● Your task: All lines below must be repeated exactly, with the pictures omitted.

(Rows from a dataset)

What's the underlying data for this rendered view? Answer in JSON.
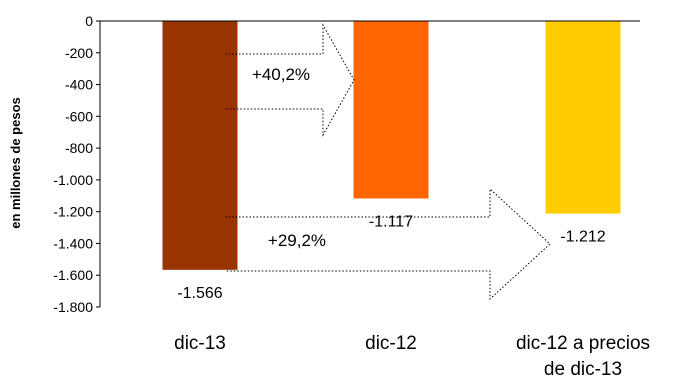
{
  "chart_data": {
    "type": "bar",
    "ylabel": "en millones de pesos",
    "ylim": [
      -1800,
      0
    ],
    "yticks": [
      0,
      -200,
      -400,
      -600,
      -800,
      -1000,
      -1200,
      -1400,
      -1600,
      -1800
    ],
    "ytick_labels": [
      "0",
      "-200",
      "-400",
      "-600",
      "-800",
      "-1.000",
      "-1.200",
      "-1.400",
      "-1.600",
      "-1.800"
    ],
    "categories": [
      {
        "lines": [
          "dic-13"
        ]
      },
      {
        "lines": [
          "dic-12"
        ]
      },
      {
        "lines": [
          "dic-12 a precios",
          "de dic-13"
        ]
      }
    ],
    "values": [
      -1566,
      -1117,
      -1212
    ],
    "value_labels": [
      "-1.566",
      "-1.117",
      "-1.212"
    ],
    "colors": [
      "#993300",
      "#ff6600",
      "#ffcc00"
    ],
    "grid": false,
    "annotations": [
      {
        "label": "+40,2%",
        "from": "dic-13",
        "to": "dic-12"
      },
      {
        "label": "+29,2%",
        "from": "dic-13",
        "to": "dic-12 a precios de dic-13"
      }
    ]
  }
}
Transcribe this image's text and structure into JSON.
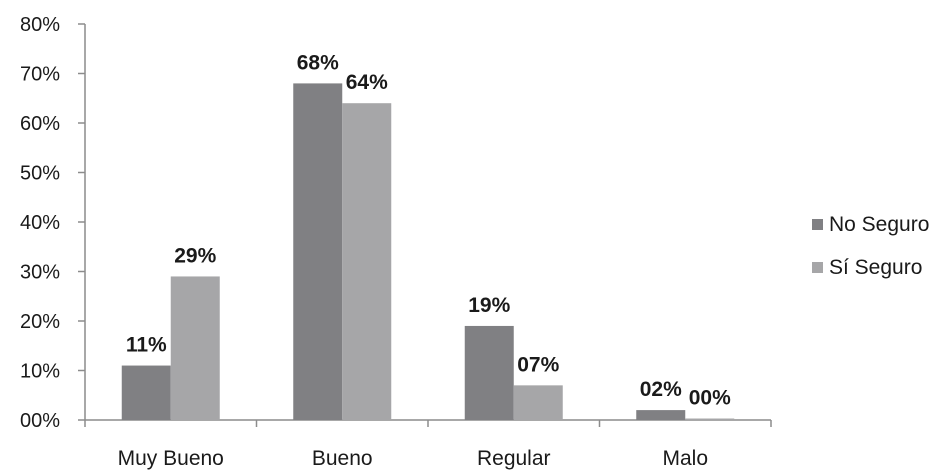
{
  "chart_data": {
    "type": "bar",
    "categories": [
      "Muy Bueno",
      "Bueno",
      "Regular",
      "Malo"
    ],
    "series": [
      {
        "name": "No Seguro",
        "values": [
          11,
          68,
          19,
          2
        ],
        "labels": [
          "11%",
          "68%",
          "19%",
          "02%"
        ],
        "color": "#808083"
      },
      {
        "name": "Sí Seguro",
        "values": [
          29,
          64,
          7,
          0.3
        ],
        "labels": [
          "29%",
          "64%",
          "07%",
          "00%"
        ],
        "color": "#a6a6a8"
      }
    ],
    "ylim": [
      0,
      80
    ],
    "yticks": [
      0,
      10,
      20,
      30,
      40,
      50,
      60,
      70,
      80
    ],
    "ytick_labels": [
      "00%",
      "10%",
      "20%",
      "30%",
      "40%",
      "50%",
      "60%",
      "70%",
      "80%"
    ],
    "title": "",
    "xlabel": "",
    "ylabel": "",
    "grid": false,
    "legend_position": "right"
  }
}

● Finished exercise:
What's the underlying data for this rendered view? Answer in JSON.
{
  "chart_data": {
    "type": "bar",
    "ylabel": "en millones de pesos",
    "ylim": [
      -1800,
      0
    ],
    "yticks": [
      0,
      -200,
      -400,
      -600,
      -800,
      -1000,
      -1200,
      -1400,
      -1600,
      -1800
    ],
    "ytick_labels": [
      "0",
      "-200",
      "-400",
      "-600",
      "-800",
      "-1.000",
      "-1.200",
      "-1.400",
      "-1.600",
      "-1.800"
    ],
    "categories": [
      {
        "lines": [
          "dic-13"
        ]
      },
      {
        "lines": [
          "dic-12"
        ]
      },
      {
        "lines": [
          "dic-12 a precios",
          "de dic-13"
        ]
      }
    ],
    "values": [
      -1566,
      -1117,
      -1212
    ],
    "value_labels": [
      "-1.566",
      "-1.117",
      "-1.212"
    ],
    "colors": [
      "#993300",
      "#ff6600",
      "#ffcc00"
    ],
    "grid": false,
    "annotations": [
      {
        "label": "+40,2%",
        "from": "dic-13",
        "to": "dic-12"
      },
      {
        "label": "+29,2%",
        "from": "dic-13",
        "to": "dic-12 a precios de dic-13"
      }
    ]
  }
}
Transcribe this image's text and structure into JSON.
{
  "chart_data": {
    "type": "bar",
    "categories": [
      "Muy Bueno",
      "Bueno",
      "Regular",
      "Malo"
    ],
    "series": [
      {
        "name": "No Seguro",
        "values": [
          11,
          68,
          19,
          2
        ],
        "labels": [
          "11%",
          "68%",
          "19%",
          "02%"
        ],
        "color": "#808083"
      },
      {
        "name": "Sí Seguro",
        "values": [
          29,
          64,
          7,
          0.3
        ],
        "labels": [
          "29%",
          "64%",
          "07%",
          "00%"
        ],
        "color": "#a6a6a8"
      }
    ],
    "ylim": [
      0,
      80
    ],
    "yticks": [
      0,
      10,
      20,
      30,
      40,
      50,
      60,
      70,
      80
    ],
    "ytick_labels": [
      "00%",
      "10%",
      "20%",
      "30%",
      "40%",
      "50%",
      "60%",
      "70%",
      "80%"
    ],
    "title": "",
    "xlabel": "",
    "ylabel": "",
    "grid": false,
    "legend_position": "right"
  }
}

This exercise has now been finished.